Exercise instructions: For each line below that contains the string "this", copy that line.

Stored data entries
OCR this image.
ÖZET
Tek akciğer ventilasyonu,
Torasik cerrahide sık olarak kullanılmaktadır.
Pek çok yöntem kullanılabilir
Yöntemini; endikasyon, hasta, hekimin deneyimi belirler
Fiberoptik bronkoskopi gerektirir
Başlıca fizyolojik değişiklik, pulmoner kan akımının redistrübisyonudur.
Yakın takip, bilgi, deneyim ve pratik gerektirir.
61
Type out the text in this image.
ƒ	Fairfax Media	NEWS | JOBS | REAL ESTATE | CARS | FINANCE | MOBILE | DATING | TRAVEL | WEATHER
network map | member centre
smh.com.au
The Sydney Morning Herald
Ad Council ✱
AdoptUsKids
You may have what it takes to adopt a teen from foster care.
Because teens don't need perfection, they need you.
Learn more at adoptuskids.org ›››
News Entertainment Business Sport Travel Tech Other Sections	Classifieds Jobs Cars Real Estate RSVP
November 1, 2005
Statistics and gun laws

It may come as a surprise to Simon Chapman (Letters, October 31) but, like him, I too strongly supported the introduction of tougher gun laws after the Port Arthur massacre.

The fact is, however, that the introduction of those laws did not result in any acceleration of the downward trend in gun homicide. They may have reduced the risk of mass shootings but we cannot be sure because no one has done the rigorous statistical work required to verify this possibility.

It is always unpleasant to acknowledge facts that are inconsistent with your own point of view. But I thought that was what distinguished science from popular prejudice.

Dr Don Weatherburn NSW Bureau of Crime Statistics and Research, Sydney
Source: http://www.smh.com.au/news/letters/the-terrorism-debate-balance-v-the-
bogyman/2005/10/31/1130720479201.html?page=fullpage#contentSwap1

...

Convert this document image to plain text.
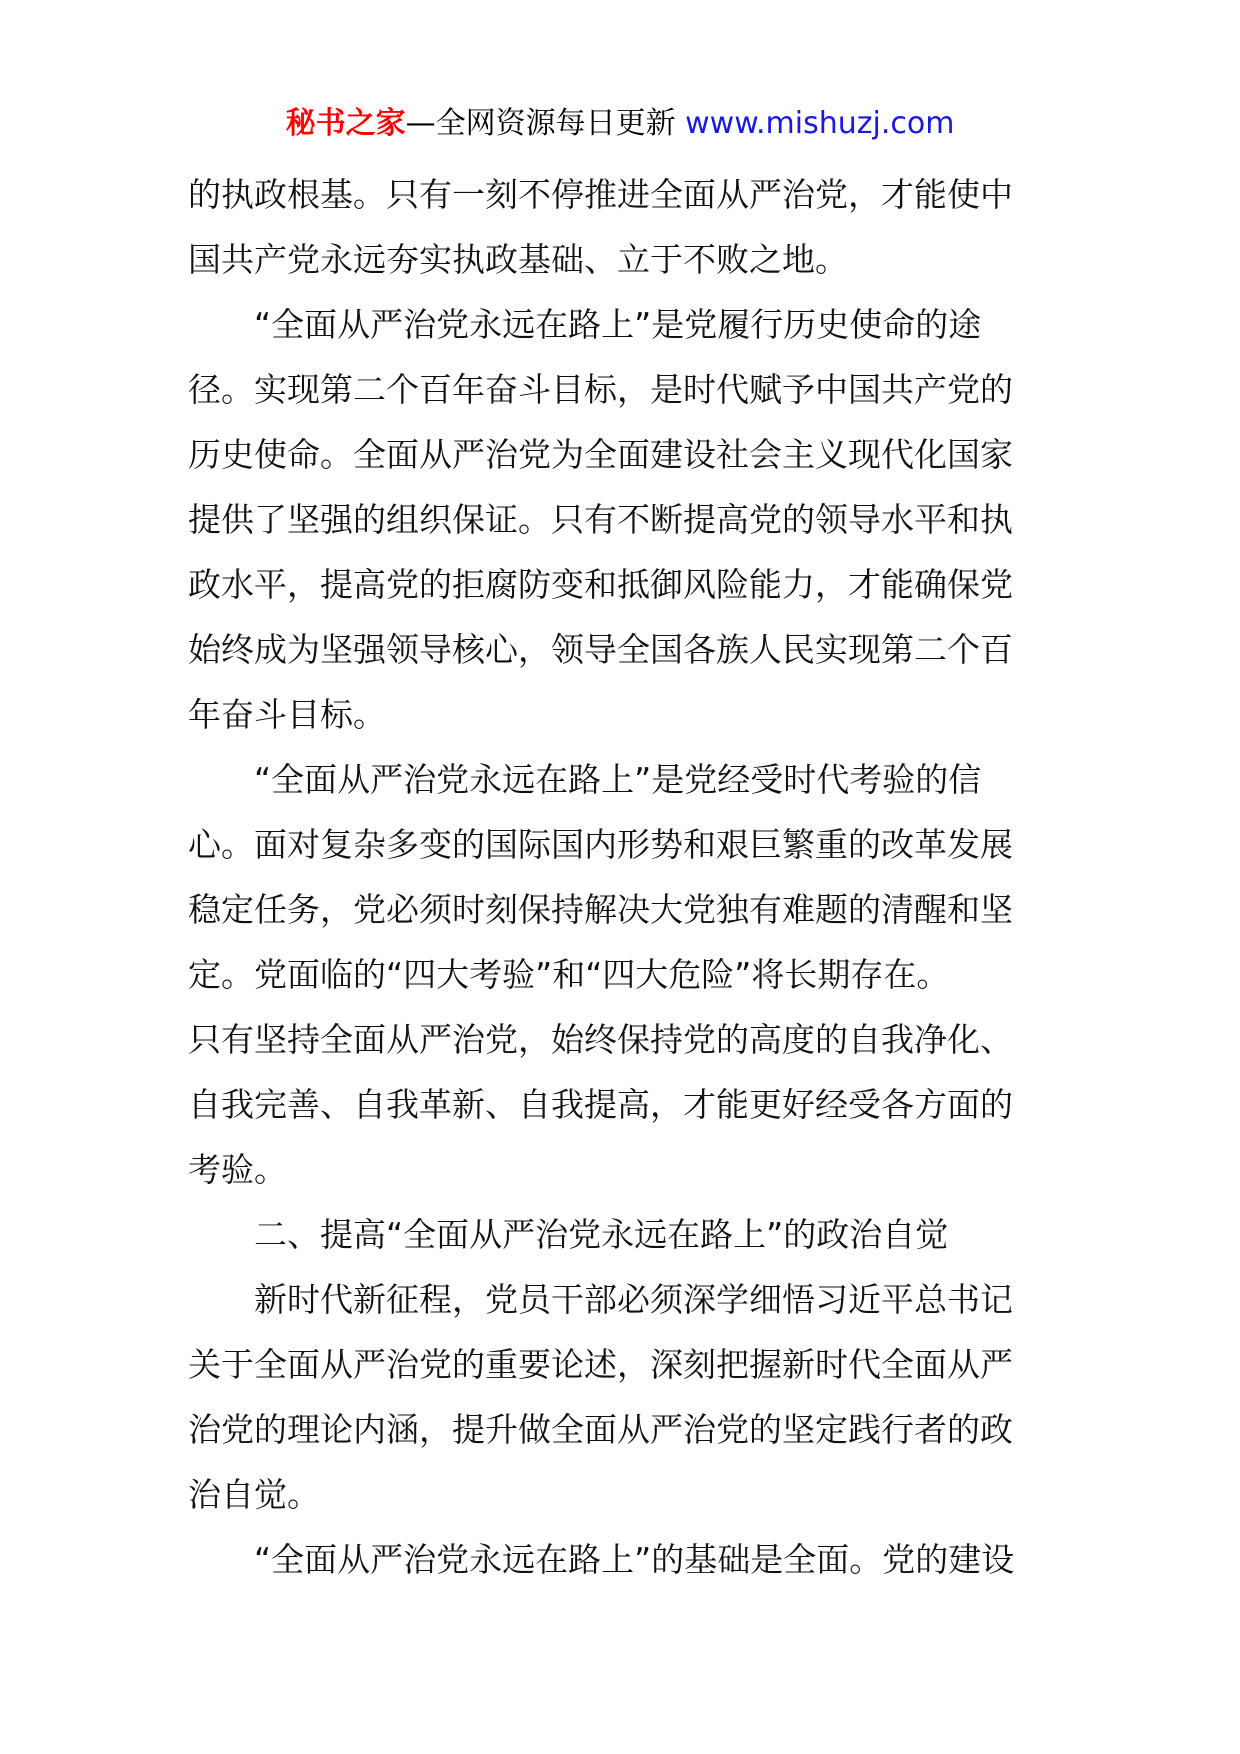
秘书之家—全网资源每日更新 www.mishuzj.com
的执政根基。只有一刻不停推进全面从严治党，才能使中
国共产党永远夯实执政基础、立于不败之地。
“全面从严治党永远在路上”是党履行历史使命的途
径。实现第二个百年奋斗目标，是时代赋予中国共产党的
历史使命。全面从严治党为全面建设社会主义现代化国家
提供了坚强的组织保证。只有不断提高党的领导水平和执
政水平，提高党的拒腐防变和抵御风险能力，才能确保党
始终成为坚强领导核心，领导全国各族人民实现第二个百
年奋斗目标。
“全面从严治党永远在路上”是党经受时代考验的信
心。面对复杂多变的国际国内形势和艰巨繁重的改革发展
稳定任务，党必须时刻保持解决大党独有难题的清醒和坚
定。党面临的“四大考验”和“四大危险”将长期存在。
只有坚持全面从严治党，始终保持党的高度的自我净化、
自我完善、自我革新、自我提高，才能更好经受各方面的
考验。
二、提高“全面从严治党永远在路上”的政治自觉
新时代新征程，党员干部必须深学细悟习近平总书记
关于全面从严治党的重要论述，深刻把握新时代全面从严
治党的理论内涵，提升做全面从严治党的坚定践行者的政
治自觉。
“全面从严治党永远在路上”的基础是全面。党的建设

Answer below:
OCR this image.
Type out the text in this image.
The fact is, however, that the introduction of those laws did not result in any acceleration of the downward trend in gun homicide. They may have reduced the risk of mass shootings but we cannot be sure because no one has done the rigorous statistical work required to verify this possibility.
Convert this document image to plain text.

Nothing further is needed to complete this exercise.